[Start]

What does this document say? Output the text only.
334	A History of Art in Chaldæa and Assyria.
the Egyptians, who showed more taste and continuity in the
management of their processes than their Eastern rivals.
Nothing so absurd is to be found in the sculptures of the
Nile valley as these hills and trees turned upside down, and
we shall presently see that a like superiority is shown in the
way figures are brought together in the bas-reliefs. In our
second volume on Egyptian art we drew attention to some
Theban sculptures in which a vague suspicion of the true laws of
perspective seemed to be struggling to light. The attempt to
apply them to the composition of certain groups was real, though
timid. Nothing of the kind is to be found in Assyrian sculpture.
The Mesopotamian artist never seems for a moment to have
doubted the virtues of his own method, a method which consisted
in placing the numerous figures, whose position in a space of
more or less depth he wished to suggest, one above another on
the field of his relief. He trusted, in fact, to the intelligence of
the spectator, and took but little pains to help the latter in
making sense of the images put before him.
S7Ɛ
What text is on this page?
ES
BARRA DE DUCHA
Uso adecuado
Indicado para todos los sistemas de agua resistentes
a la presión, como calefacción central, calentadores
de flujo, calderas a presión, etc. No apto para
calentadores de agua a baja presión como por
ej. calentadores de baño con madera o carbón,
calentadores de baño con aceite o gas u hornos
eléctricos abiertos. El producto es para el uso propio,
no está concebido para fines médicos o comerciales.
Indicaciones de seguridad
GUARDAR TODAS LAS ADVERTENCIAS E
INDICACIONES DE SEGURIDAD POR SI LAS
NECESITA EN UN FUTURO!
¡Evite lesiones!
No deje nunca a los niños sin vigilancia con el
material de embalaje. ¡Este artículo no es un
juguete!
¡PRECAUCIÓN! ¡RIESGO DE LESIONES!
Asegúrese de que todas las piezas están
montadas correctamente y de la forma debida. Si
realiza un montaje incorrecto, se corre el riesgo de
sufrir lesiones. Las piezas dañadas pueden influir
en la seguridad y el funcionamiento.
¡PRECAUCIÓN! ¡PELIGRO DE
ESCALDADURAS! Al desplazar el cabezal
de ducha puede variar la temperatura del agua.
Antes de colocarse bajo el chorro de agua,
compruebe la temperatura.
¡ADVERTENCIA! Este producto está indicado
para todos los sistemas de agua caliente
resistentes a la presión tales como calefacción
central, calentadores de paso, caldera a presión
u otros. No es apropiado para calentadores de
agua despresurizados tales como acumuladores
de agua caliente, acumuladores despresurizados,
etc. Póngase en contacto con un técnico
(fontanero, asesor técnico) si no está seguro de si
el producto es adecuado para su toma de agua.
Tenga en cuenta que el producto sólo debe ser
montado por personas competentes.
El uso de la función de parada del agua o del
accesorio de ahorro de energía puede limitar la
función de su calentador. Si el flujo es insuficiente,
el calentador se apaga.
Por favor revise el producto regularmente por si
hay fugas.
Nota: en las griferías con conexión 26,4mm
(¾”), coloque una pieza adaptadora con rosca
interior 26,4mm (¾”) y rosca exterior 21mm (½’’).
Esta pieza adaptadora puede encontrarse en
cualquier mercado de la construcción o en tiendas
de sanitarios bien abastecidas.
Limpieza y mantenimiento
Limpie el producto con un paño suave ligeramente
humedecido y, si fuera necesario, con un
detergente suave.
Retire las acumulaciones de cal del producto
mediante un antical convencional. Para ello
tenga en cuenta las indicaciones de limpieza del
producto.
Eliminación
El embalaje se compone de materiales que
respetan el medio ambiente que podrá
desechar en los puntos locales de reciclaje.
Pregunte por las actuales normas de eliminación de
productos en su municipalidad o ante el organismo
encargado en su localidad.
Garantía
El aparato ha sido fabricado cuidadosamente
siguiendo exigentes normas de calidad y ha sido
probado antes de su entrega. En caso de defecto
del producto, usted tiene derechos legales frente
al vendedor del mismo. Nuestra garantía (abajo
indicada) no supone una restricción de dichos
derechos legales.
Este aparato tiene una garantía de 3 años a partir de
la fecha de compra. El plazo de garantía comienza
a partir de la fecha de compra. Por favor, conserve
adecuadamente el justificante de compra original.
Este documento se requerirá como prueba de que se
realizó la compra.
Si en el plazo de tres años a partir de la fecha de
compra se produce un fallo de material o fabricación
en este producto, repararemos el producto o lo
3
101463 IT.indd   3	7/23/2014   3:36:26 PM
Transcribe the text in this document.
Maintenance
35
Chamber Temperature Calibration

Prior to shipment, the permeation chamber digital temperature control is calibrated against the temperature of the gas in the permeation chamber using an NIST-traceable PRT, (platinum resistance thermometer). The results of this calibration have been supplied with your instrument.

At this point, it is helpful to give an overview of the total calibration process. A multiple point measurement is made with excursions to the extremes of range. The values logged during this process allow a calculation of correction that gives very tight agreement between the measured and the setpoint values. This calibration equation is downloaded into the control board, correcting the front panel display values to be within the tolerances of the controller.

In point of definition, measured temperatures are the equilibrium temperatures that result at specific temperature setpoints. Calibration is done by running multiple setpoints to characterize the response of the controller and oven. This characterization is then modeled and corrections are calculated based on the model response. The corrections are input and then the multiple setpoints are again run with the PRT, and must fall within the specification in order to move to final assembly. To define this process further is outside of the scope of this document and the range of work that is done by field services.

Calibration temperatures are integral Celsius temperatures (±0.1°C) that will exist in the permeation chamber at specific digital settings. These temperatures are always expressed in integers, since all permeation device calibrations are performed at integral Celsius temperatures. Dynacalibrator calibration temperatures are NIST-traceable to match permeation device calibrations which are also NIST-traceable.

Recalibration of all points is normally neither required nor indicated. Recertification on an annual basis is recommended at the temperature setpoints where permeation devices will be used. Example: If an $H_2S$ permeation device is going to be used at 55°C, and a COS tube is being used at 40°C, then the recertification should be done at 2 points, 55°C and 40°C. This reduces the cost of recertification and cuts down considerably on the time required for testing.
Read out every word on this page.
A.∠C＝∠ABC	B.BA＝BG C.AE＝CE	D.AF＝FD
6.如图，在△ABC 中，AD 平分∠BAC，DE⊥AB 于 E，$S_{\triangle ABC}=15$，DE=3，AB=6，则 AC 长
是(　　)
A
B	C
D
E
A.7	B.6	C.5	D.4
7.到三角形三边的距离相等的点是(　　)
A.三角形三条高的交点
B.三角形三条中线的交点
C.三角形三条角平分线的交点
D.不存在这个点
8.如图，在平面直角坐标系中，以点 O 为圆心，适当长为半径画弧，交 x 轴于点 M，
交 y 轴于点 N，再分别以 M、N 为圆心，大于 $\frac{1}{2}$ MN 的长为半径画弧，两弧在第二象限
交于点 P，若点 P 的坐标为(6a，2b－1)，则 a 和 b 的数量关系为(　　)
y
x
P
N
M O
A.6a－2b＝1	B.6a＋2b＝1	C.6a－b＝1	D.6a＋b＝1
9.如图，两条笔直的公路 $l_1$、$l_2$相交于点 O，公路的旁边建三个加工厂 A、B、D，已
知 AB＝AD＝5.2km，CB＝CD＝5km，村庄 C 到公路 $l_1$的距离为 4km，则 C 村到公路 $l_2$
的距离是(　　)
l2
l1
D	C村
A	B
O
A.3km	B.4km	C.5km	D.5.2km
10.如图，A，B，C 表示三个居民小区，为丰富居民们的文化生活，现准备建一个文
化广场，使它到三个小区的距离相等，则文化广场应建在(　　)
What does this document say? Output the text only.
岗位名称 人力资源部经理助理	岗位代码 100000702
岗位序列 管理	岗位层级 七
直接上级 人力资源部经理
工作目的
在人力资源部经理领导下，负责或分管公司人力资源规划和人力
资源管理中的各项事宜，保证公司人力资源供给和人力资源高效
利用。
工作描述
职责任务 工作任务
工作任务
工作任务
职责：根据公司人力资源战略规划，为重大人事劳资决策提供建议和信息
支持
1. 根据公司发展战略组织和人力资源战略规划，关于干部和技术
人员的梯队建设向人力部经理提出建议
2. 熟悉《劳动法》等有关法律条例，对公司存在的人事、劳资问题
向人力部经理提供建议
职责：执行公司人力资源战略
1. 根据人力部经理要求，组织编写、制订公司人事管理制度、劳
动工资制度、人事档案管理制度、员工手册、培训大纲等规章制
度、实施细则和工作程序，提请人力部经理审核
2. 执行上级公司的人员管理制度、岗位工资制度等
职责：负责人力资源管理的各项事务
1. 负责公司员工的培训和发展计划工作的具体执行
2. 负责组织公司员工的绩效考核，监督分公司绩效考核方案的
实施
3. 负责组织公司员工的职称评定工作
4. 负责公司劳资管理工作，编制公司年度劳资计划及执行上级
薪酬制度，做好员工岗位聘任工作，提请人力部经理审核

[End]

*THE EXERCISE*.
In the records above, find the lines containing "sido" and copy them.

*OUTPUT BELOW*.
El aparato ha sido fabricado cuidadosamente
siguiendo exigentes normas de calidad y ha sido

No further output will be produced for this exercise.